* _Written exercise_
Tally how many lines include "another". The number is the whole answer.

* _Material for this task_

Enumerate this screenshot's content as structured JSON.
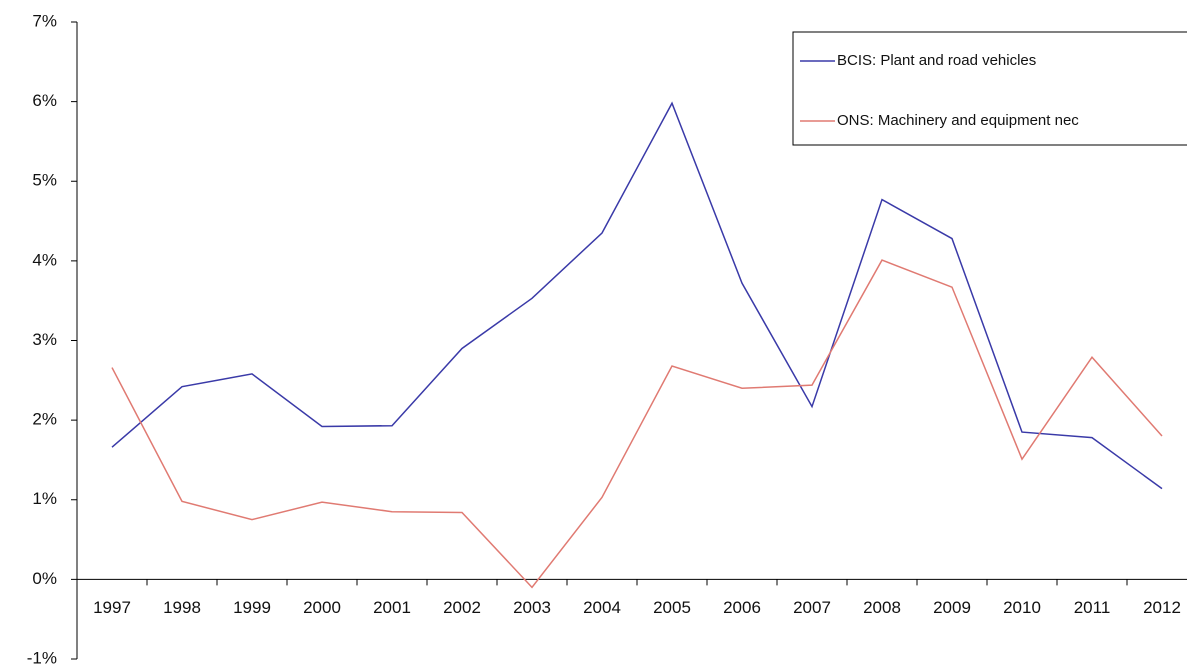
{
  "chart_data": {
    "type": "line",
    "categories": [
      "1997",
      "1998",
      "1999",
      "2000",
      "2001",
      "2002",
      "2003",
      "2004",
      "2005",
      "2006",
      "2007",
      "2008",
      "2009",
      "2010",
      "2011",
      "2012"
    ],
    "series": [
      {
        "name": "BCIS: Plant and road vehicles",
        "color": "#3a3aa8",
        "values": [
          1.66,
          2.42,
          2.58,
          1.92,
          1.93,
          2.9,
          3.53,
          4.35,
          5.98,
          3.72,
          2.17,
          4.77,
          4.28,
          1.85,
          1.78,
          1.14
        ]
      },
      {
        "name": "ONS: Machinery and equipment nec",
        "color": "#e07a72",
        "values": [
          2.66,
          0.98,
          0.75,
          0.97,
          0.85,
          0.84,
          -0.1,
          1.03,
          2.68,
          2.4,
          2.44,
          4.01,
          3.67,
          1.51,
          2.79,
          1.8
        ]
      }
    ],
    "ylim": [
      -1,
      7
    ],
    "yticks": [
      {
        "value": -1,
        "label": "-1%"
      },
      {
        "value": 0,
        "label": "0%"
      },
      {
        "value": 1,
        "label": "1%"
      },
      {
        "value": 2,
        "label": "2%"
      },
      {
        "value": 3,
        "label": "3%"
      },
      {
        "value": 4,
        "label": "4%"
      },
      {
        "value": 5,
        "label": "5%"
      },
      {
        "value": 6,
        "label": "6%"
      },
      {
        "value": 7,
        "label": "7%"
      }
    ],
    "grid": false,
    "legend": "top-right"
  }
}
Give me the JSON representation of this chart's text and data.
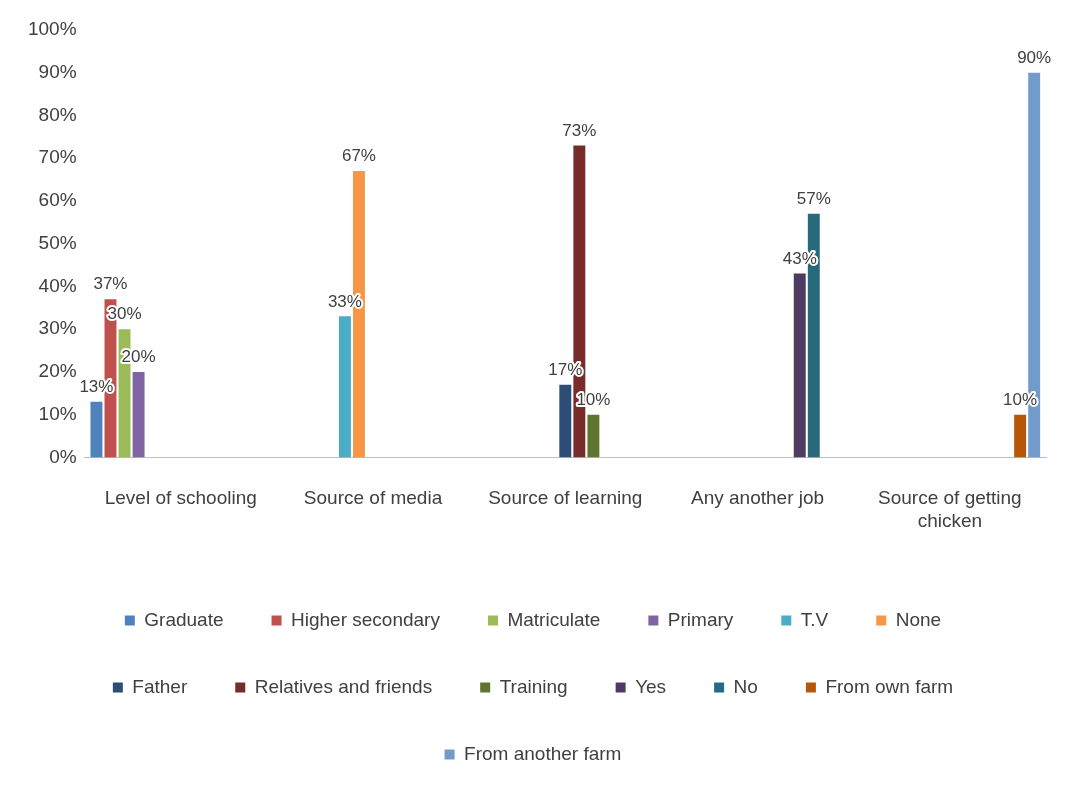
{
  "chart_data": {
    "type": "bar",
    "categories": [
      "Level of schooling",
      "Source of media",
      "Source of learning",
      "Any another job",
      "Source of getting chicken"
    ],
    "ylim": [
      0,
      100
    ],
    "yticks": [
      {
        "value": 0,
        "label": "0%"
      },
      {
        "value": 10,
        "label": "10%"
      },
      {
        "value": 20,
        "label": "20%"
      },
      {
        "value": 30,
        "label": "30%"
      },
      {
        "value": 40,
        "label": "40%"
      },
      {
        "value": 50,
        "label": "50%"
      },
      {
        "value": 60,
        "label": "60%"
      },
      {
        "value": 70,
        "label": "70%"
      },
      {
        "value": 80,
        "label": "80%"
      },
      {
        "value": 90,
        "label": "90%"
      },
      {
        "value": 100,
        "label": "100%"
      }
    ],
    "grid": false,
    "legend": "bottom",
    "series": [
      {
        "name": "Graduate",
        "color": "#4f81bd",
        "values": [
          13,
          null,
          null,
          null,
          null
        ],
        "value_labels": [
          "13%",
          null,
          null,
          null,
          null
        ]
      },
      {
        "name": "Higher secondary",
        "color": "#c0504d",
        "values": [
          37,
          null,
          null,
          null,
          null
        ],
        "value_labels": [
          "37%",
          null,
          null,
          null,
          null
        ]
      },
      {
        "name": "Matriculate",
        "color": "#9bbb59",
        "values": [
          30,
          null,
          null,
          null,
          null
        ],
        "value_labels": [
          "30%",
          null,
          null,
          null,
          null
        ]
      },
      {
        "name": "Primary",
        "color": "#8064a2",
        "values": [
          20,
          null,
          null,
          null,
          null
        ],
        "value_labels": [
          "20%",
          null,
          null,
          null,
          null
        ]
      },
      {
        "name": "T.V",
        "color": "#4bacc6",
        "values": [
          null,
          33,
          null,
          null,
          null
        ],
        "value_labels": [
          null,
          "33%",
          null,
          null,
          null
        ]
      },
      {
        "name": "None",
        "color": "#f79646",
        "values": [
          null,
          67,
          null,
          null,
          null
        ],
        "value_labels": [
          null,
          "67%",
          null,
          null,
          null
        ]
      },
      {
        "name": "Father",
        "color": "#2c4d75",
        "values": [
          null,
          null,
          17,
          null,
          null
        ],
        "value_labels": [
          null,
          null,
          "17%",
          null,
          null
        ]
      },
      {
        "name": "Relatives and friends",
        "color": "#772c2a",
        "values": [
          null,
          null,
          73,
          null,
          null
        ],
        "value_labels": [
          null,
          null,
          "73%",
          null,
          null
        ]
      },
      {
        "name": "Training",
        "color": "#5f7530",
        "values": [
          null,
          null,
          10,
          null,
          null
        ],
        "value_labels": [
          null,
          null,
          "10%",
          null,
          null
        ]
      },
      {
        "name": "Yes",
        "color": "#4d3b62",
        "values": [
          null,
          null,
          null,
          43,
          null
        ],
        "value_labels": [
          null,
          null,
          null,
          "43%",
          null
        ]
      },
      {
        "name": "No",
        "color": "#276a7c",
        "values": [
          null,
          null,
          null,
          57,
          null
        ],
        "value_labels": [
          null,
          null,
          null,
          "57%",
          null
        ]
      },
      {
        "name": "From own farm",
        "color": "#b65708",
        "values": [
          null,
          null,
          null,
          null,
          10
        ],
        "value_labels": [
          null,
          null,
          null,
          null,
          "10%"
        ]
      },
      {
        "name": "From another farm",
        "color": "#729aca",
        "values": [
          null,
          null,
          null,
          null,
          90
        ],
        "value_labels": [
          null,
          null,
          null,
          null,
          "90%"
        ]
      }
    ]
  }
}
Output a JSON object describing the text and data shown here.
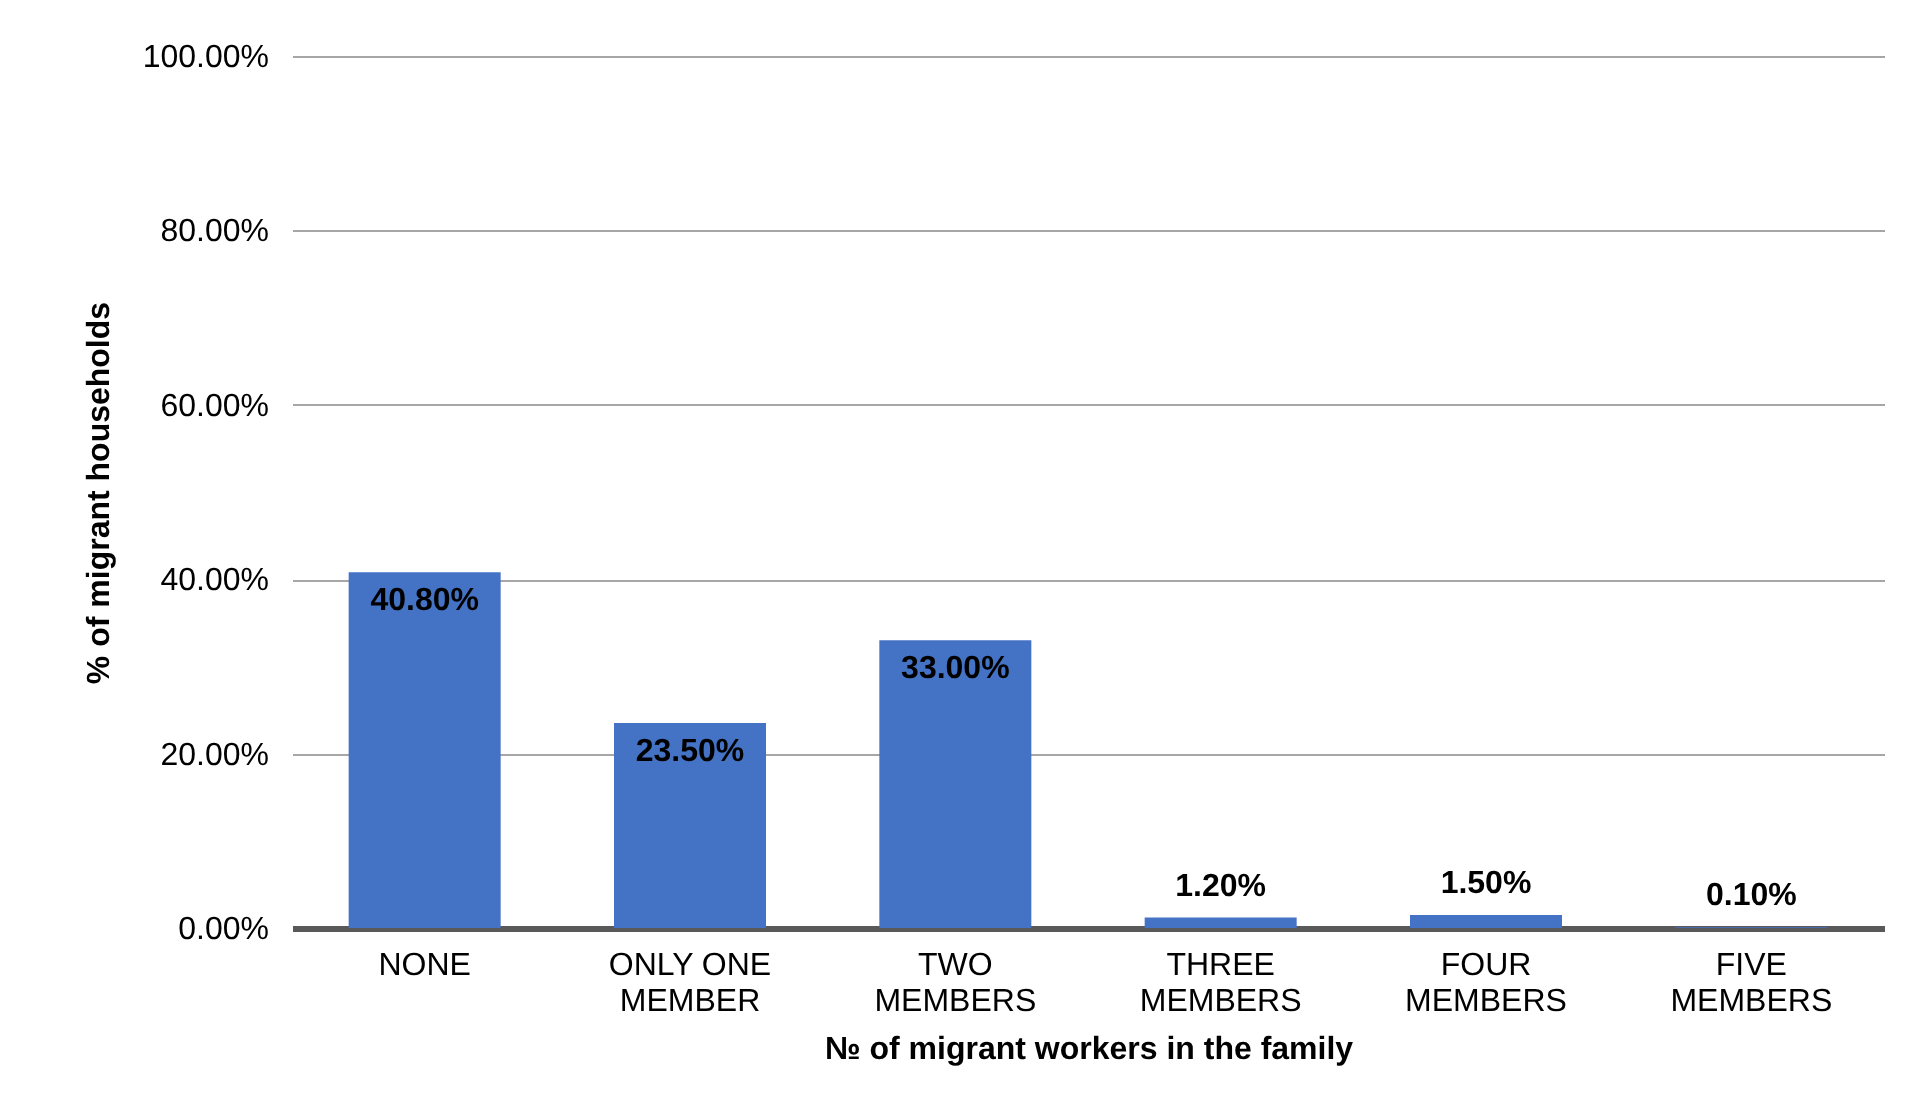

* _Result of the exercise_
2